Extracted data entries
---

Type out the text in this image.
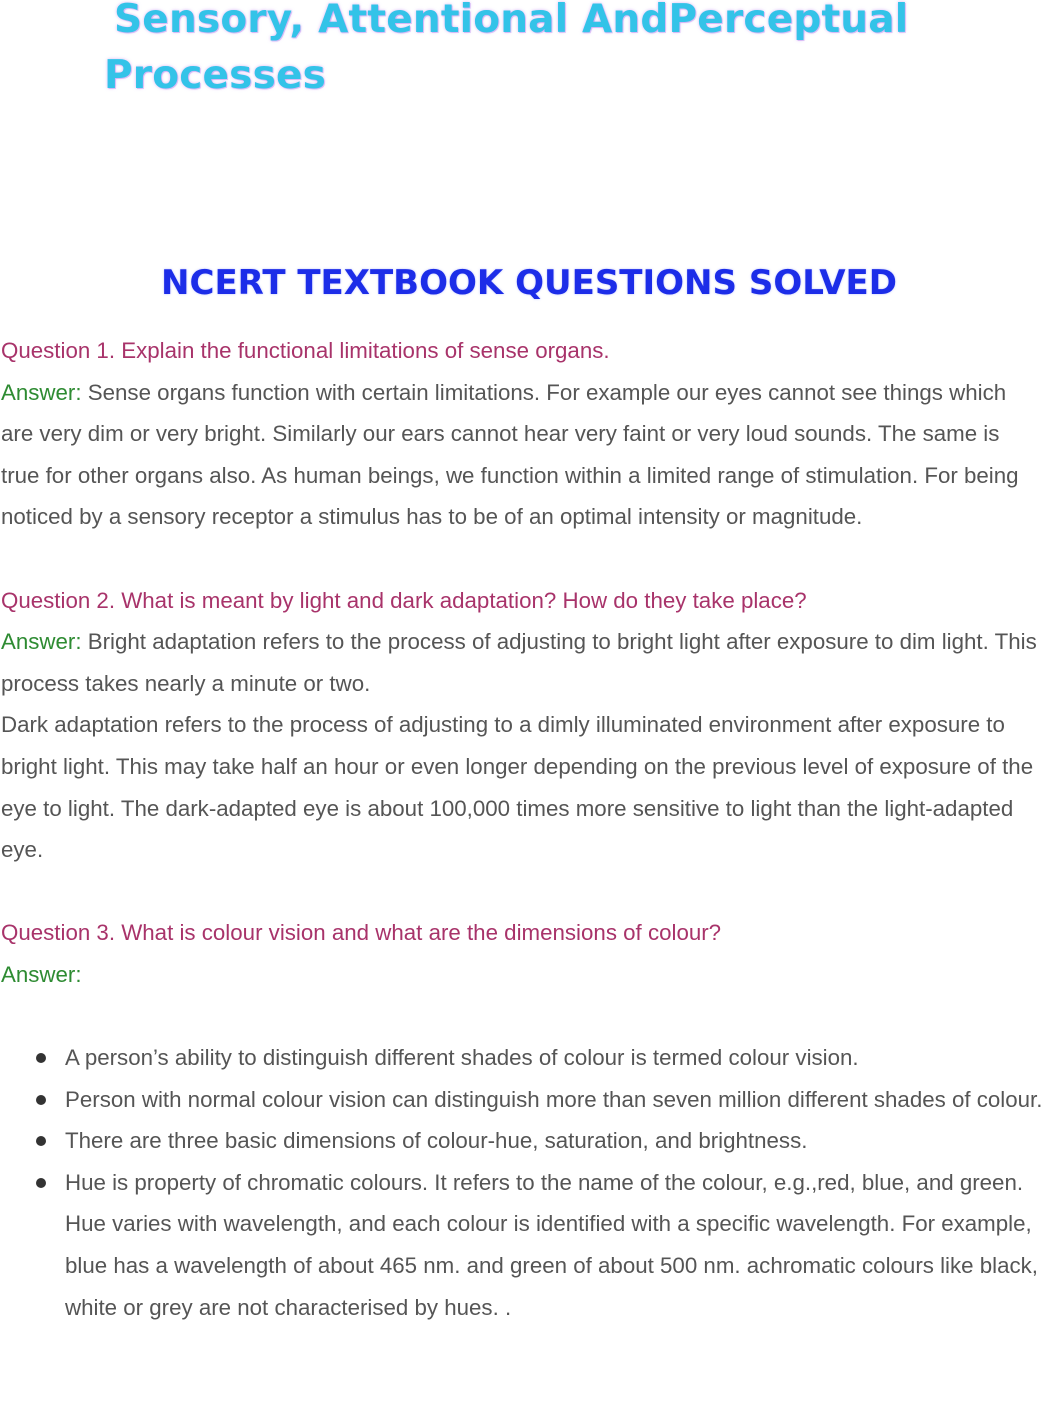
Sensory, Attentional AndPerceptual
Processes
NCERT TEXTBOOK QUESTIONS SOLVED

Question 1. Explain the functional limitations of sense organs.

Answer: Sense organs function with certain limitations. For example our eyes cannot see things which are very dim or very bright. Similarly our ears cannot hear very faint or very loud sounds. The same is true for other organs also. As human beings, we function within a limited range of stimulation. For being noticed by a sensory receptor a stimulus has to be of an optimal intensity or magnitude.

Question 2. What is meant by light and dark adaptation? How do they take place?

Answer: Bright adaptation refers to the process of adjusting to bright light after exposure to dim light. This process takes nearly a minute or two.

Dark adaptation refers to the process of adjusting to a dimly illuminated environment after exposure to bright light. This may take half an hour or even longer depending on the previous level of exposure of the eye to light. The dark-adapted eye is about 100,000 times more sensitive to light than the light-adapted eye.

Question 3. What is colour vision and what are the dimensions of colour?

Answer:

A person’s ability to distinguish different shades of colour is termed colour vision.
Person with normal colour vision can distinguish more than seven million different shades of colour.
There are three basic dimensions of colour-hue, saturation, and brightness.
Hue is property of chromatic colours. It refers to the name of the colour, e.g.,red, blue, and green. Hue varies with wavelength, and each colour is identified with a specific wavelength. For example, blue has a wavelength of about 465 nm. and green of about 500 nm. achromatic colours like black, white or grey are not characterised by hues. .
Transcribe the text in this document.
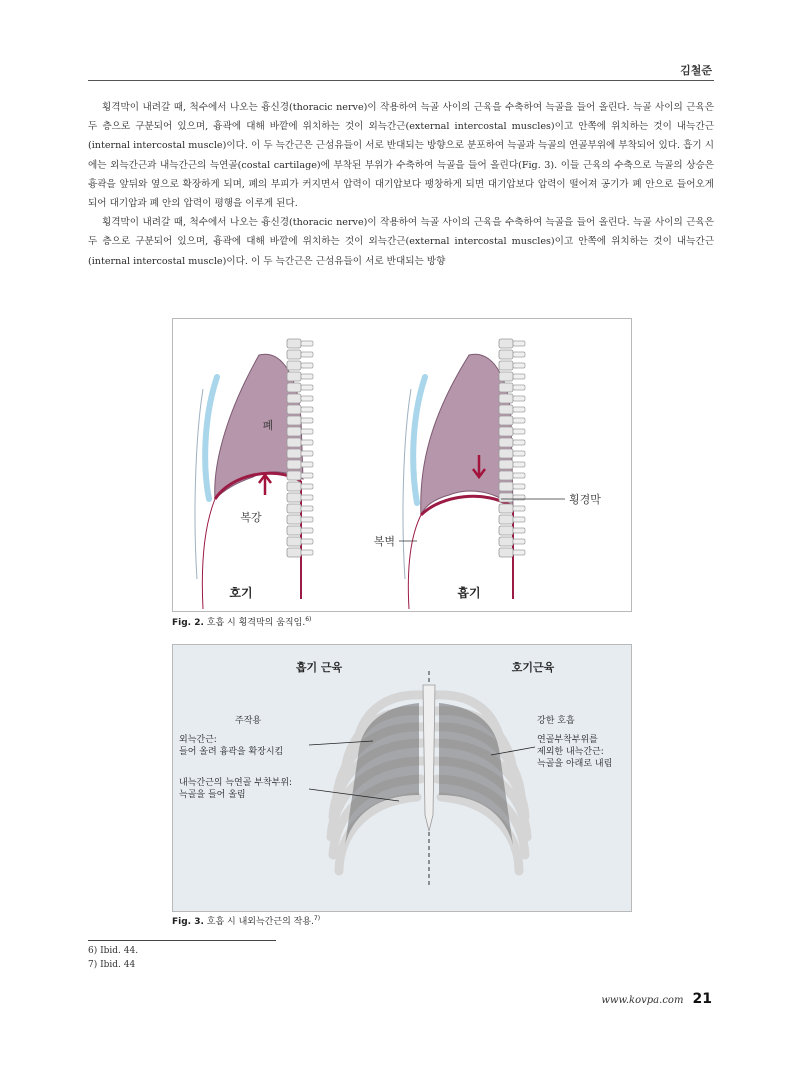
김철준

횡격막이 내려갈 때, 척수에서 나오는 흉신경(thoracic nerve)이 작용하여 늑골 사이의 근육을 수축하여 늑골을 들어 올린다. 늑골 사이의 근육은 두 층으로 구분되어 있으며, 흉곽에 대해 바깥에 위치하는 것이 외늑간근(external intercostal muscles)이고 안쪽에 위치하는 것이 내늑간근(internal intercostal muscle)이다. 이 두 늑간근은 근섬유들이 서로 반대되는 방향으로 분포하여 늑골과 늑골의 연골부위에 부착되어 있다. 흡기 시에는 외늑간근과 내늑간근의 늑연골(costal cartilage)에 부착된 부위가 수축하여 늑골을 들어 올린다(Fig. 3). 이들 근육의 수축으로 늑골의 상승은 흉곽을 앞뒤와 옆으로 확장하게 되며, 폐의 부피가 커지면서 압력이 대기압보다 팽창하게 되면 대기압보다 압력이 떨어져 공기가 폐 안으로 들어오게 되어 대기압과 폐 안의 압력이 평행을 이루게 된다.

횡격막이 내려갈 때, 척수에서 나오는 흉신경(thoracic nerve)이 작용하여 늑골 사이의 근육을 수축하여 늑골을 들어 올린다. 늑골 사이의 근육은 두 층으로 구분되어 있으며, 흉곽에 대해 바깥에 위치하는 것이 외늑간근(external intercostal muscles)이고 안쪽에 위치하는 것이 내늑간근(internal intercostal muscle)이다. 이 두 늑간근은 근섬유들이 서로 반대되는 방향

폐
복강
호기
횡경막
복벽
흡기
Fig. 2. 호흡 시 횡격막의 움직임.$^{6)}$
흡기 근육	호기근육
주작용
외늑간근:
들어 올려 흉곽을 확장시킴
내늑간근의 늑연골 부착부위:
늑골을 들어 올림
강한 호흡
연골부착부위를
제외한 내늑간근:
늑골을 아래로 내림
Fig. 3. 호흡 시 내외늑간근의 작용.$^{7)}$
6) Ibid. 44.
7) Ibid. 44
www.kovpa.com 21
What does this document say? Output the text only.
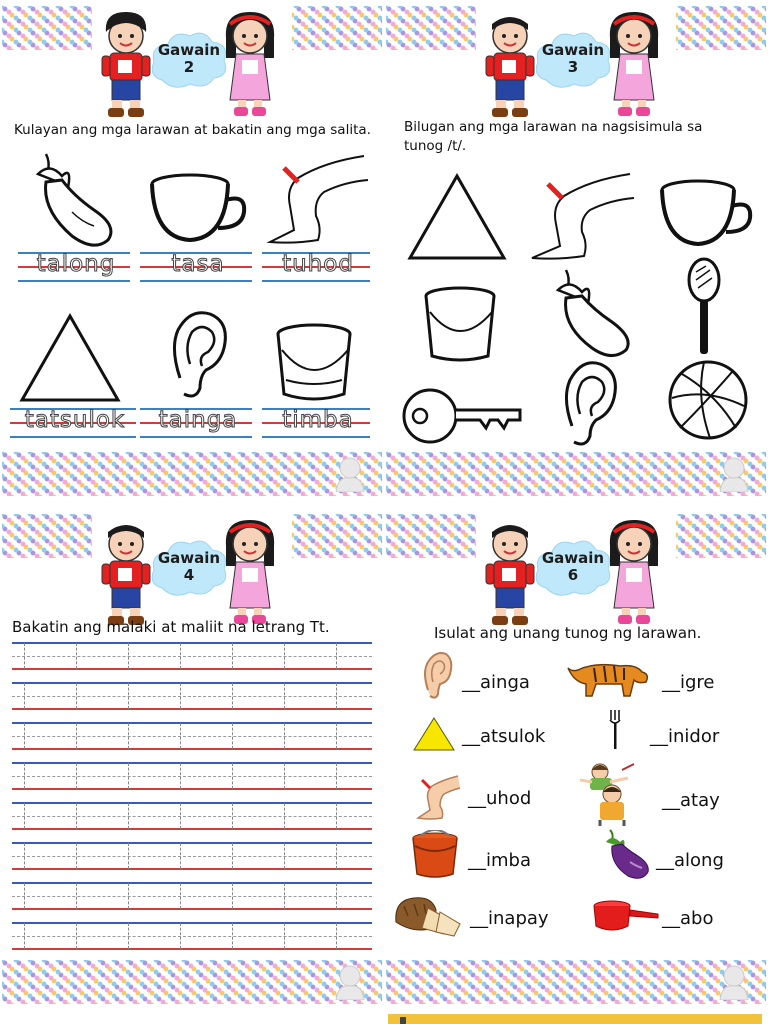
Gawain
2
Kulayan ang mga larawan at bakatin ang mga salita.
talong	tasa	tuhod
tatsulok	tainga	timba
Gawain
3
Bilugan ang mga larawan na nagsisimula sa
tunog /t/.
Gawain
4
Bakatin ang malaki at maliit na letrang Tt.
Gawain
6
Isulat ang unang tunog ng larawan.
__ainga	__igre
__atsulok	__inidor
__uhod	__atay
__imba	__along
__inapay	__abo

---

What needs to be done. Go through the entries above and output them exactly, without pictures.

Solution for this task.
Type out the text in this image.
Sensory, Attentional AndPerceptual
Processes
NCERT TEXTBOOK QUESTIONS SOLVED

Question 1. Explain the functional limitations of sense organs.

Answer: Sense organs function with certain limitations. For example our eyes cannot see things which are very dim or very bright. Similarly our ears cannot hear very faint or very loud sounds. The same is true for other organs also. As human beings, we function within a limited range of stimulation. For being noticed by a sensory receptor a stimulus has to be of an optimal intensity or magnitude.

Question 2. What is meant by light and dark adaptation? How do they take place?

Answer: Bright adaptation refers to the process of adjusting to bright light after exposure to dim light. This process takes nearly a minute or two.

Dark adaptation refers to the process of adjusting to a dimly illuminated environment after exposure to bright light. This may take half an hour or even longer depending on the previous level of exposure of the eye to light. The dark-adapted eye is about 100,000 times more sensitive to light than the light-adapted eye.

Question 3. What is colour vision and what are the dimensions of colour?

Answer:

A person’s ability to distinguish different shades of colour is termed colour vision.
Person with normal colour vision can distinguish more than seven million different shades of colour.
There are three basic dimensions of colour-hue, saturation, and brightness.
Hue is property of chromatic colours. It refers to the name of the colour, e.g.,red, blue, and green. Hue varies with wavelength, and each colour is identified with a specific wavelength. For example, blue has a wavelength of about 465 nm. and green of about 500 nm. achromatic colours like black, white or grey are not characterised by hues. .
Transcribe the text in this document.
김철준

횡격막이 내려갈 때, 척수에서 나오는 흉신경(thoracic nerve)이 작용하여 늑골 사이의 근육을 수축하여 늑골을 들어 올린다. 늑골 사이의 근육은 두 층으로 구분되어 있으며, 흉곽에 대해 바깥에 위치하는 것이 외늑간근(external intercostal muscles)이고 안쪽에 위치하는 것이 내늑간근(internal intercostal muscle)이다. 이 두 늑간근은 근섬유들이 서로 반대되는 방향으로 분포하여 늑골과 늑골의 연골부위에 부착되어 있다. 흡기 시에는 외늑간근과 내늑간근의 늑연골(costal cartilage)에 부착된 부위가 수축하여 늑골을 들어 올린다(Fig. 3). 이들 근육의 수축으로 늑골의 상승은 흉곽을 앞뒤와 옆으로 확장하게 되며, 폐의 부피가 커지면서 압력이 대기압보다 팽창하게 되면 대기압보다 압력이 떨어져 공기가 폐 안으로 들어오게 되어 대기압과 폐 안의 압력이 평행을 이루게 된다.

횡격막이 내려갈 때, 척수에서 나오는 흉신경(thoracic nerve)이 작용하여 늑골 사이의 근육을 수축하여 늑골을 들어 올린다. 늑골 사이의 근육은 두 층으로 구분되어 있으며, 흉곽에 대해 바깥에 위치하는 것이 외늑간근(external intercostal muscles)이고 안쪽에 위치하는 것이 내늑간근(internal intercostal muscle)이다. 이 두 늑간근은 근섬유들이 서로 반대되는 방향

폐
복강
호기
횡경막
복벽
흡기
Fig. 2. 호흡 시 횡격막의 움직임.$^{6)}$
흡기 근육	호기근육
주작용
외늑간근:
들어 올려 흉곽을 확장시킴
내늑간근의 늑연골 부착부위:
늑골을 들어 올림
강한 호흡
연골부착부위를
제외한 내늑간근:
늑골을 아래로 내림
Fig. 3. 호흡 시 내외늑간근의 작용.$^{7)}$
6) Ibid. 44.
7) Ibid. 44
www.kovpa.com 21
What does this document say? Output the text only.
Gawain
2
Kulayan ang mga larawan at bakatin ang mga salita.
talong	tasa	tuhod
tatsulok	tainga	timba
Gawain
3
Bilugan ang mga larawan na nagsisimula sa
tunog /t/.
Gawain
4
Bakatin ang malaki at maliit na letrang Tt.
Gawain
6
Isulat ang unang tunog ng larawan.
__ainga	__igre
__atsulok	__inidor
__uhod	__atay
__imba	__along
__inapay	__abo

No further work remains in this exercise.